Once the pictures are set aside, transcribe the remaining data exactly.

The input:
★ ★ ★

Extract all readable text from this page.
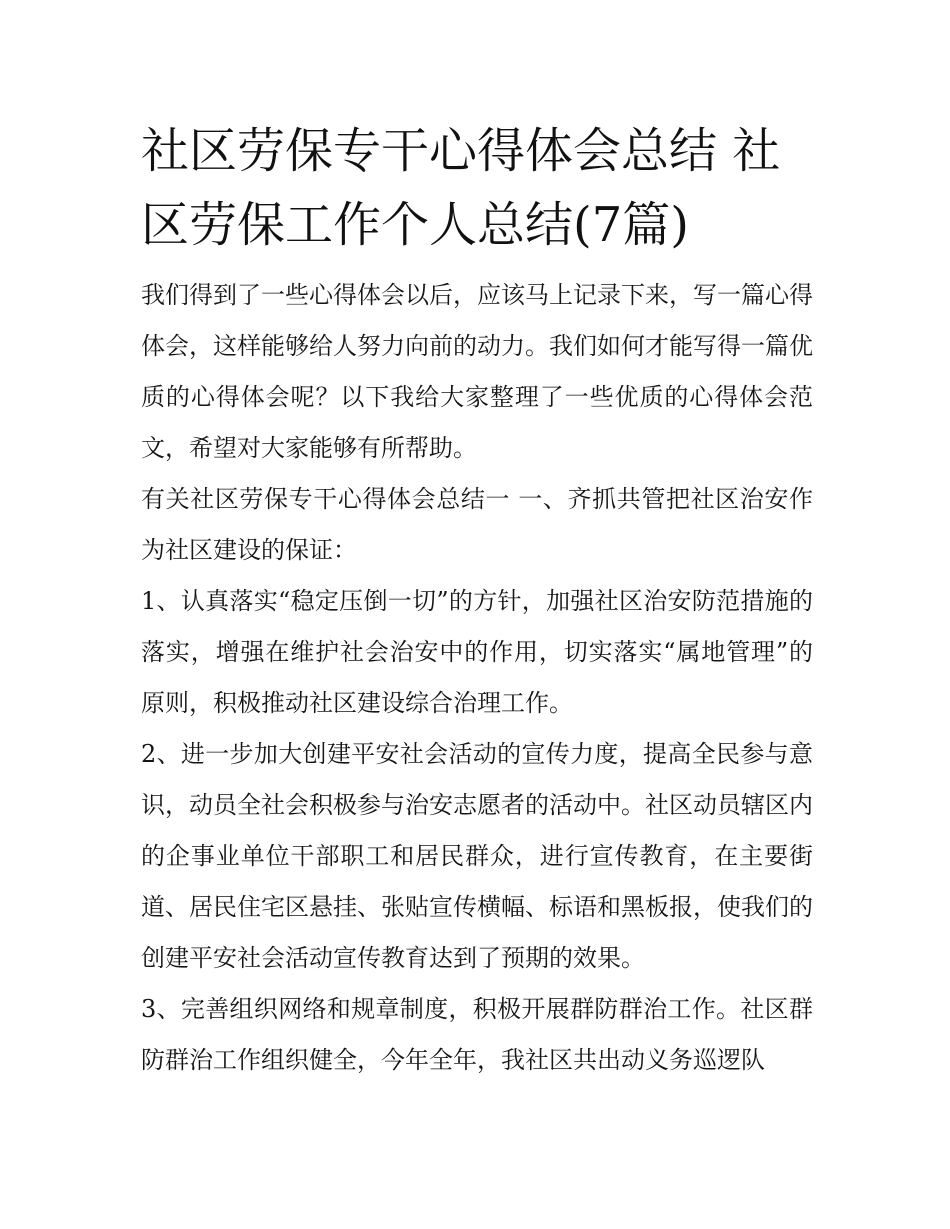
社区劳保专干心得体会总结 社区劳保工作个人总结(7篇)

我们得到了一些心得体会以后，应该马上记录下来，写一篇心得体会，这样能够给人努力向前的动力。我们如何才能写得一篇优质的心得体会呢？以下我给大家整理了一些优质的心得体会范文，希望对大家能够有所帮助。

有关社区劳保专干心得体会总结一 一、齐抓共管把社区治安作为社区建设的保证：

1、认真落实“稳定压倒一切”的方针，加强社区治安防范措施的落实，增强在维护社会治安中的作用，切实落实“属地管理”的原则，积极推动社区建设综合治理工作。

2、进一步加大创建平安社会活动的宣传力度，提高全民参与意识，动员全社会积极参与治安志愿者的活动中。社区动员辖区内的企事业单位干部职工和居民群众，进行宣传教育，在主要街道、居民住宅区悬挂、张贴宣传横幅、标语和黑板报，使我们的创建平安社会活动宣传教育达到了预期的效果。

3、完善组织网络和规章制度，积极开展群防群治工作。社区群防群治工作组织健全，今年全年，我社区共出动义务巡逻队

★ ★ ★

Written answer:
Extract all readable text from this page.
社区劳保专干心得体会总结 社区劳保工作个人总结(7篇)

我们得到了一些心得体会以后，应该马上记录下来，写一篇心得体会，这样能够给人努力向前的动力。我们如何才能写得一篇优质的心得体会呢？以下我给大家整理了一些优质的心得体会范文，希望对大家能够有所帮助。

有关社区劳保专干心得体会总结一 一、齐抓共管把社区治安作为社区建设的保证：

1、认真落实“稳定压倒一切”的方针，加强社区治安防范措施的落实，增强在维护社会治安中的作用，切实落实“属地管理”的原则，积极推动社区建设综合治理工作。

2、进一步加大创建平安社会活动的宣传力度，提高全民参与意识，动员全社会积极参与治安志愿者的活动中。社区动员辖区内的企事业单位干部职工和居民群众，进行宣传教育，在主要街道、居民住宅区悬挂、张贴宣传横幅、标语和黑板报，使我们的创建平安社会活动宣传教育达到了预期的效果。

3、完善组织网络和规章制度，积极开展群防群治工作。社区群防群治工作组织健全，今年全年，我社区共出动义务巡逻队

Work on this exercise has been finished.